* BEGIN Supplied material *

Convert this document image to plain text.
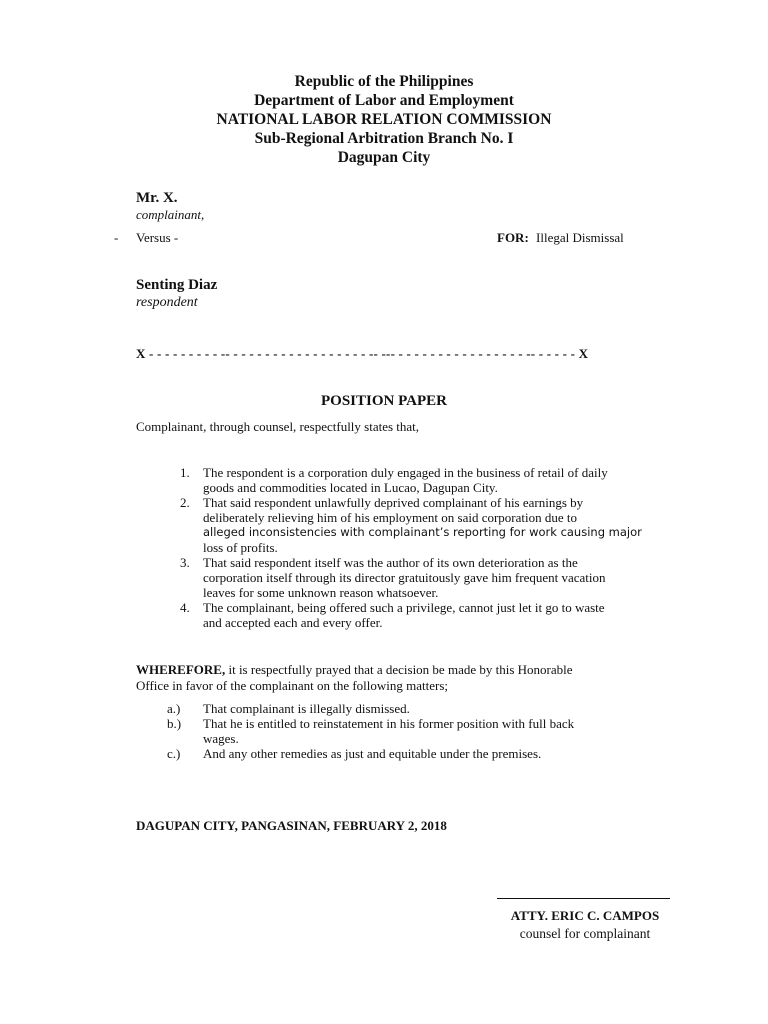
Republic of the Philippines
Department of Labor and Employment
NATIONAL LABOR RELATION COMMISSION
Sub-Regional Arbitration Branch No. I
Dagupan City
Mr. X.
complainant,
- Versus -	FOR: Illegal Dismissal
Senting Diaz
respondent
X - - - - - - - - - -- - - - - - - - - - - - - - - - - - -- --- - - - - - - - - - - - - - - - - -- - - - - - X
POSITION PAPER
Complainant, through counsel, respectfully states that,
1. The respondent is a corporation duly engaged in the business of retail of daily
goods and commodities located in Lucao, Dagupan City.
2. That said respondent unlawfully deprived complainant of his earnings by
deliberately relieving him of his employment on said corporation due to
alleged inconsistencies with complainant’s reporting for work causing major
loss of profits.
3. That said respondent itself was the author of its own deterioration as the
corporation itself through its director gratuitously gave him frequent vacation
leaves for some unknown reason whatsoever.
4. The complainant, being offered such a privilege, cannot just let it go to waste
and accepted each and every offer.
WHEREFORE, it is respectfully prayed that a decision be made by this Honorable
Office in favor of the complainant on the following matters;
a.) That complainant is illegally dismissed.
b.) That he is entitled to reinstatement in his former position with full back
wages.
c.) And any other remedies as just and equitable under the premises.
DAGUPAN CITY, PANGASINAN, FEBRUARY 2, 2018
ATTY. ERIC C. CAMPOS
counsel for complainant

* END Supplied material *
* BEGIN Supplied material *

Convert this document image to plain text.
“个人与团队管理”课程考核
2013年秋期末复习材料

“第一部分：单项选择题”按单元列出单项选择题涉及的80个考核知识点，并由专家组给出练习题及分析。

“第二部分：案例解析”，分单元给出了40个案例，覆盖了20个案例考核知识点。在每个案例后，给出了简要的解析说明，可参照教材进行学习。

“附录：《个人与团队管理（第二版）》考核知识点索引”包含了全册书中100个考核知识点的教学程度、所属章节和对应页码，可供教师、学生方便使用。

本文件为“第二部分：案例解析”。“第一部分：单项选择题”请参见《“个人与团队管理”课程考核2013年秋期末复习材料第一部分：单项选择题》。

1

* END Supplied material *

> **Your task**: Find every line in the records that contains the word "corporation"; copy those lines.

> **Solution for this problem**:
1. The respondent is a corporation duly engaged in the business of retail of daily
deliberately relieving him of his employment on said corporation due to
corporation itself through its director gratuitously gave him frequent vacation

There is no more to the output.